═══ Excerpted passage
What an irony: the first thing that we saw as we stepped out of the museum was a nice northern light. And this after having hoped for it for a week together with the group that left Antigua and largely flew home today! The happier were those few Antigua-guests who had not yet left. The evening was to be a long one, the northern lights came and went. Between the various chapters of a culinary trip to Italy, enjoying and photographing the aurora was one of the main pleasures of the evening.
There were no northern lights last night, but apart from that, it was a very nice evening in Pyramiden, nice and calm.
We spent a nice, long morning there, there is so much to see and to do in Pyramiden, and the photographers can never have enough time.
Nordenskiöldbreen was to be this trip’s final highlight. I could almost get a bit sentimental now. Also because this glacier has shrunk so dramatically since I have seen in for the first time in 1997.
And now we are motoring the last miles back to Longyearbyen, into another colourful sunset. The final miles of this trip, the last miles of a long arctic season. I should calculate how many miles we have done, altogether. Four trips on Antigua, then there was Arctica II, and of course Jan Mayen and East Greenland. In a few hours, when we are alongside, this season’s polar ship-based trips are history, as far as I am concerned (and almost everybody else has already left a good while ago). Of course, there is still the Lofoten trip on Antigua in late October, but that is not the high Arctic. No polar bears, no walrusses, no tundra, no rifles, no Zodiacs (well, maybe occasionally).
══════
═══ Given entries
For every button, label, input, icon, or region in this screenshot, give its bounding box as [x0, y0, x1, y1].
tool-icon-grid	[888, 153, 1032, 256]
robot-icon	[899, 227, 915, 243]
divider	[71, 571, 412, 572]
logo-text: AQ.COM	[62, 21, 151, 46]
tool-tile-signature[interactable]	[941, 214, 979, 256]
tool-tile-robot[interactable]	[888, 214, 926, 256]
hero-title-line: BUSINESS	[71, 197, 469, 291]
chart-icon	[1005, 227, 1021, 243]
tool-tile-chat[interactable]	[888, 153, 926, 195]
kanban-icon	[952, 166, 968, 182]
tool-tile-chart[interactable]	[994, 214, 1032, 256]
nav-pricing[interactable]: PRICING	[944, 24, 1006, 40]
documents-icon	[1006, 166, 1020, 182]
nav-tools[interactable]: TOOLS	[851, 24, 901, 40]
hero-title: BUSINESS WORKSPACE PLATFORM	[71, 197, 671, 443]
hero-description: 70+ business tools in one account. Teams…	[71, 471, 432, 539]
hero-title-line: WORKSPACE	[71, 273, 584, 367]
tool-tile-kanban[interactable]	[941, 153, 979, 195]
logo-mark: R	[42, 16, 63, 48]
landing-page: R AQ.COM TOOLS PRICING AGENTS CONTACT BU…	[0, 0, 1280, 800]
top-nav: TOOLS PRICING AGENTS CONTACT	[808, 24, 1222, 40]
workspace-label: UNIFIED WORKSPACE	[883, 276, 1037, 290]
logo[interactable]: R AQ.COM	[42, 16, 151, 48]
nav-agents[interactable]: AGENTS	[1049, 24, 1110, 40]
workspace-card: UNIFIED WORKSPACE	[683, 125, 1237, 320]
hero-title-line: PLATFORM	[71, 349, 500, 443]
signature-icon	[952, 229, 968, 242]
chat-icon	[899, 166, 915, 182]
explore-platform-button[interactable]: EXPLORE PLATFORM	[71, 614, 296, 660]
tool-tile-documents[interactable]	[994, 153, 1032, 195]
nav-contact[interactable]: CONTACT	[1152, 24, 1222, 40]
══════
__Task instructions__:
• a. Rewrite everything from "We spent a nice, long" down to "time in 1997." in the Arctic voyage account, replacing "morning" with "afternoon".
• b. For each statement, say yes or no according to the Arctic voyage account, and quote the words that decide it. (i) Northern lights were seen the previous night in Pyramiden. (ii) The Lofoten trip on Antigua takes place in late October. (iii) The season included trips to Jan Mayen and East Greenland.

__Activity answers__:
• a.
We spent a nice, long afternoon there, there is so much to see and to do in Pyramiden, and the photographers can never have enough time.
Nordenskiöldbreen was to be this trip’s final highlight. I could almost get a bit sentimental now. Also because this glacier has shrunk so dramatically since I have seen in for the first time in 1997.

• b.
(i) No: "There were no northern lights last night"
(ii) Yes: "there is still the Lofoten trip on Antigua in late October"
(iii) Yes: "and of course Jan Mayen and East Greenland"